Skip the pictures. Repeat everything else in the records word for word.

%%

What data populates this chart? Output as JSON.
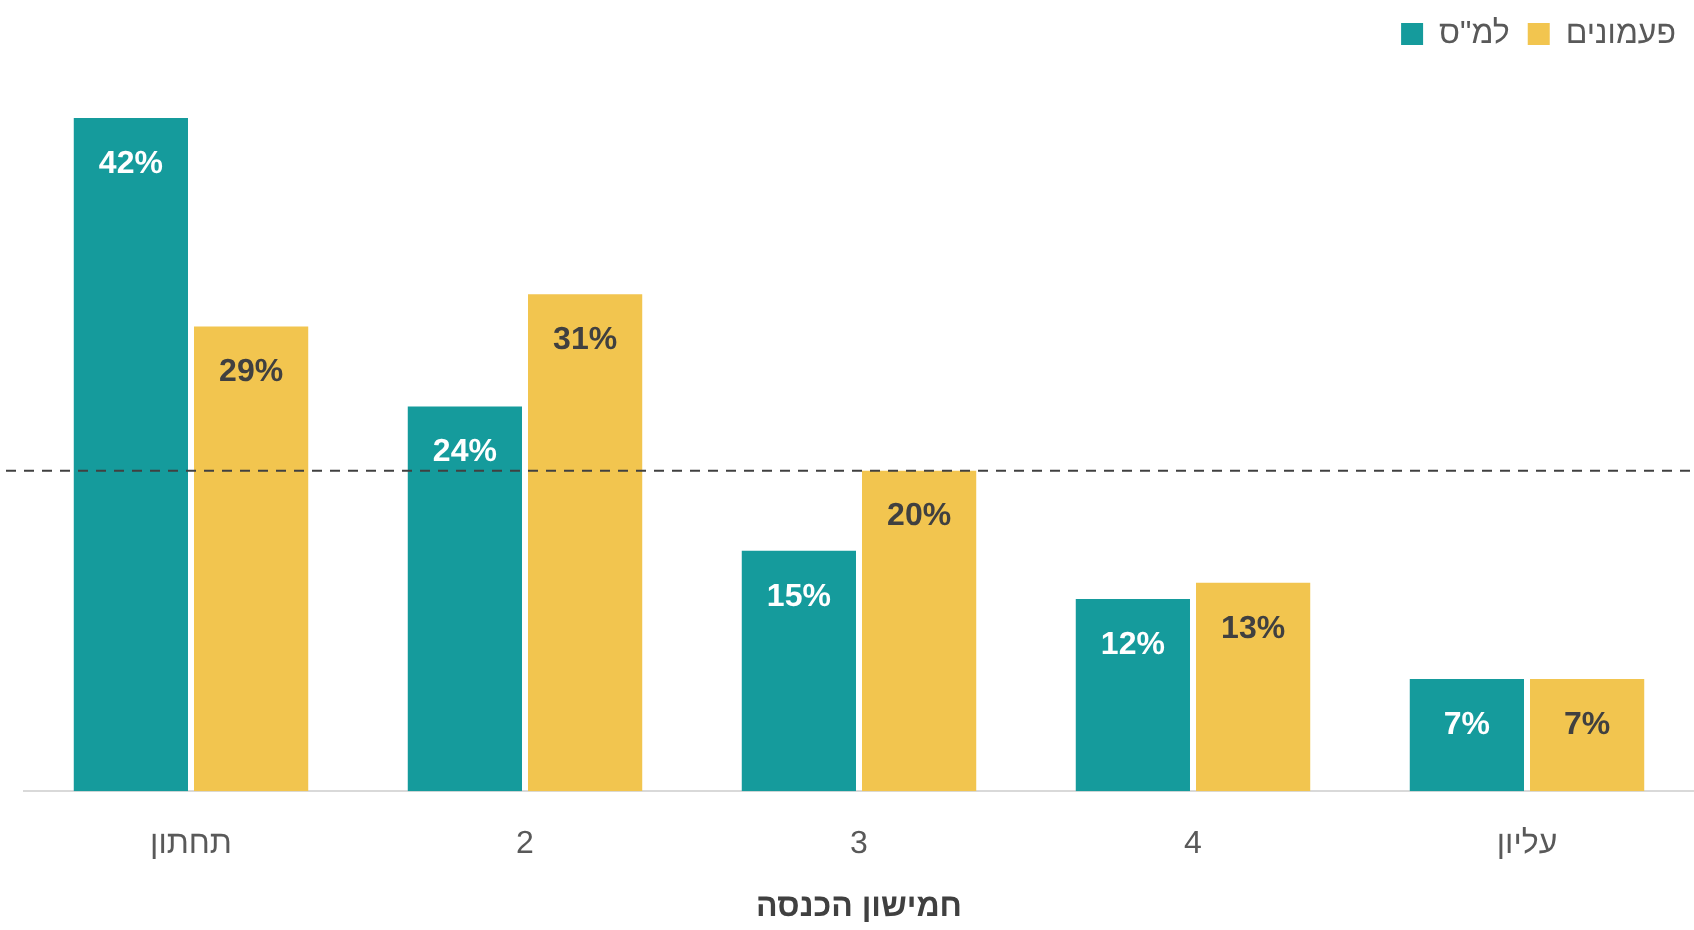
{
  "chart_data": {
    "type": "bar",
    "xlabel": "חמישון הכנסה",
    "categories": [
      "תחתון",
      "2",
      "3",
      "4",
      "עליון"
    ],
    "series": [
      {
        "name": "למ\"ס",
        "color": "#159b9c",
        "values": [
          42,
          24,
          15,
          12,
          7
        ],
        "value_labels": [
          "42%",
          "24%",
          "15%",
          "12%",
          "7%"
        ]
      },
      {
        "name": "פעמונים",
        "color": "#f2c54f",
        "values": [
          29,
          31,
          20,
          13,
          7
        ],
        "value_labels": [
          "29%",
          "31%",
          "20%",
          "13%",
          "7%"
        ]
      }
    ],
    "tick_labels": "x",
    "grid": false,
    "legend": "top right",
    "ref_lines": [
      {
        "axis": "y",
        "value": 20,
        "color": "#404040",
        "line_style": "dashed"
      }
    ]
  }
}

%%

- _Task answer_:
What data populates this chart? Output as JSON.
{
  "chart_data": {
    "type": "bar",
    "xlabel": "חמישון הכנסה",
    "categories": [
      "תחתון",
      "2",
      "3",
      "4",
      "עליון"
    ],
    "series": [
      {
        "name": "למ\"ס",
        "color": "#159b9c",
        "values": [
          42,
          24,
          15,
          12,
          7
        ],
        "value_labels": [
          "42%",
          "24%",
          "15%",
          "12%",
          "7%"
        ]
      },
      {
        "name": "פעמונים",
        "color": "#f2c54f",
        "values": [
          29,
          31,
          20,
          13,
          7
        ],
        "value_labels": [
          "29%",
          "31%",
          "20%",
          "13%",
          "7%"
        ]
      }
    ],
    "tick_labels": "x",
    "grid": false,
    "legend": "top right",
    "ref_lines": [
      {
        "axis": "y",
        "value": 20,
        "color": "#404040",
        "line_style": "dashed"
      }
    ]
  }
}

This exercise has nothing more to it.